[Stored entries]

>>>

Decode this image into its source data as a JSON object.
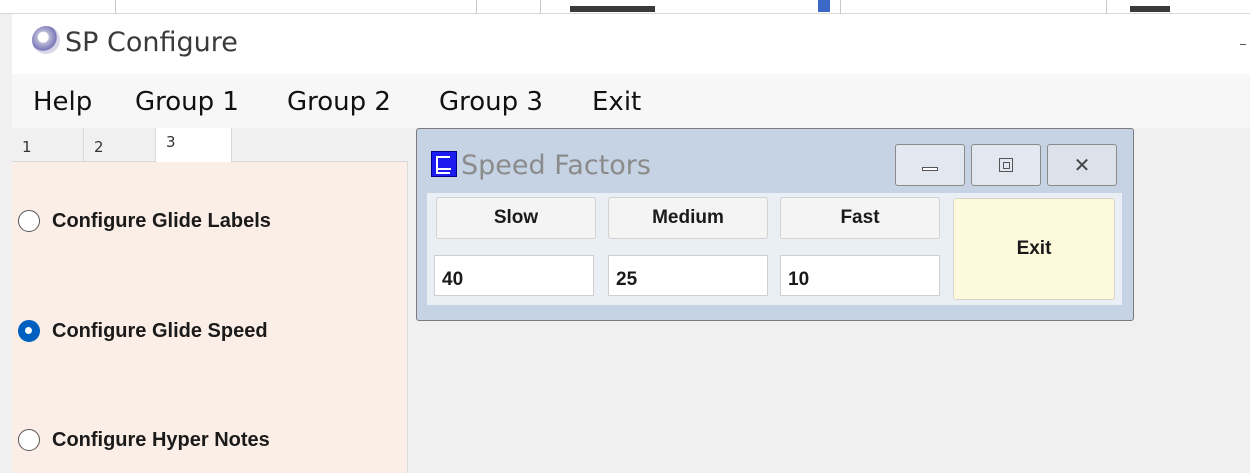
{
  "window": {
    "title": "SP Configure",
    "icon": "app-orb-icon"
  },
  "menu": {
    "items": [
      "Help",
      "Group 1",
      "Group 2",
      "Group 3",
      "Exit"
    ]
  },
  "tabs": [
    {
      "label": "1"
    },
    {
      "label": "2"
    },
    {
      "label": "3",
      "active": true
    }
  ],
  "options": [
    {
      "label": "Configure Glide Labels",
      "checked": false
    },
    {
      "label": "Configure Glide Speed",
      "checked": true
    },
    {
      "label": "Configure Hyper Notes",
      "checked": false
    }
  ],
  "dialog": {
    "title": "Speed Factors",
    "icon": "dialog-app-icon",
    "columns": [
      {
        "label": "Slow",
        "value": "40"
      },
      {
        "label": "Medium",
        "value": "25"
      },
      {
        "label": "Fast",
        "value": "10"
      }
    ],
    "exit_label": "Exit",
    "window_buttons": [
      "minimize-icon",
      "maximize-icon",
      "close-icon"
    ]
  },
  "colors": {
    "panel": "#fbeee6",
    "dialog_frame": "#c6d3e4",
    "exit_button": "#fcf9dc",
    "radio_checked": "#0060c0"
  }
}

<<<
>>>

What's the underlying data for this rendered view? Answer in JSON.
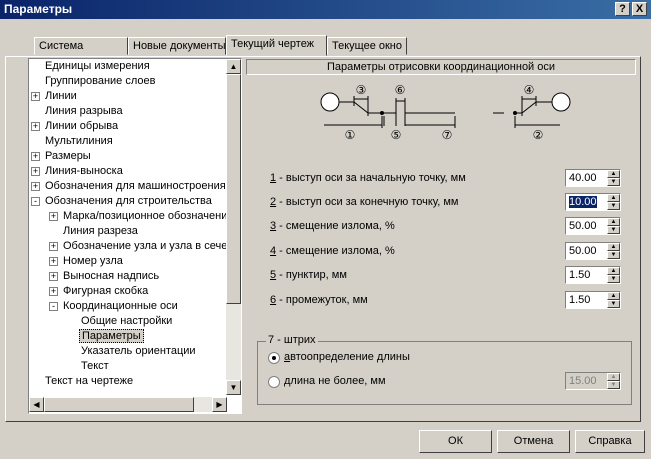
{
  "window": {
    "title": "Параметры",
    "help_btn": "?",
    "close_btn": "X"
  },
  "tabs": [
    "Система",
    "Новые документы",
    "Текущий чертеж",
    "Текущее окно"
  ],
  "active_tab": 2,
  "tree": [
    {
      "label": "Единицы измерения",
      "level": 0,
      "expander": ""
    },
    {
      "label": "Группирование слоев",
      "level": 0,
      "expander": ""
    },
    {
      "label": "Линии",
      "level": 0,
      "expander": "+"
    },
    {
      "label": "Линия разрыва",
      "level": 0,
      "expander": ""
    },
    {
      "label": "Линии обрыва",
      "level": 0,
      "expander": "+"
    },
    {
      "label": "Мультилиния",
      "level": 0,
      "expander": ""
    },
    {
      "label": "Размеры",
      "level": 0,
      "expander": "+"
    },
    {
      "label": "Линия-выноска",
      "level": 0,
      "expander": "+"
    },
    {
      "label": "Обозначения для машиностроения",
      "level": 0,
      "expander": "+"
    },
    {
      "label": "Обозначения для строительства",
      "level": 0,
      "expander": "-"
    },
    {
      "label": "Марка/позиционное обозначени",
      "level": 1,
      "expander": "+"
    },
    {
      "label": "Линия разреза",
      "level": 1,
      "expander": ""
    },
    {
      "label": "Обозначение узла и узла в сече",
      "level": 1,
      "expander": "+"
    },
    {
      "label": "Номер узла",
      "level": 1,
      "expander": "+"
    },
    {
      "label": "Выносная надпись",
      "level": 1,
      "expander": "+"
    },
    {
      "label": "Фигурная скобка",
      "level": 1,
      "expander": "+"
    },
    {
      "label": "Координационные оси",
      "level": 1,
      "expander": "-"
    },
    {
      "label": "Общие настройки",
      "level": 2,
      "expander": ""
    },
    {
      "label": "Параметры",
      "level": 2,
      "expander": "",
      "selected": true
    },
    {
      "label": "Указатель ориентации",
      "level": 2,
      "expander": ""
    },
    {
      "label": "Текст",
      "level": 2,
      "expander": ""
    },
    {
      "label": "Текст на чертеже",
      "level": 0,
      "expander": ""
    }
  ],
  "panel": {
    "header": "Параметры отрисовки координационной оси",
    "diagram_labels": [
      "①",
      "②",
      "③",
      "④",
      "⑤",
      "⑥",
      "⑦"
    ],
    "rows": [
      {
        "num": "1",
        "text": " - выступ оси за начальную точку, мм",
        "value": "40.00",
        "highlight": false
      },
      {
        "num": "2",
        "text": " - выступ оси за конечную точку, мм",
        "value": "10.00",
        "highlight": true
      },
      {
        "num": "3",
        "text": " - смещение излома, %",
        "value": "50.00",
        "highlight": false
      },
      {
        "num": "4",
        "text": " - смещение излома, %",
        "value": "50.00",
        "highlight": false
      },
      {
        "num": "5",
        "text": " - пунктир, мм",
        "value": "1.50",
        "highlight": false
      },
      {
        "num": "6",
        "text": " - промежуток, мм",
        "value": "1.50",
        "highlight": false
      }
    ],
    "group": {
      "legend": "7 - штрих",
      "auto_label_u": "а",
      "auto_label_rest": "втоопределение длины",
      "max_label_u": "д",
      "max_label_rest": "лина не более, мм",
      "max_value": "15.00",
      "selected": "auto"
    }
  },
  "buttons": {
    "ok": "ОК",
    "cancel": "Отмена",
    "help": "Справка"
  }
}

<<<

§ **What is expected**
Only lines with the word "true" are wanted, so copy each one from the records.

§ **Solution to this problem**
      "active": true
      "checked": true
      "selected": true
        "highlight": true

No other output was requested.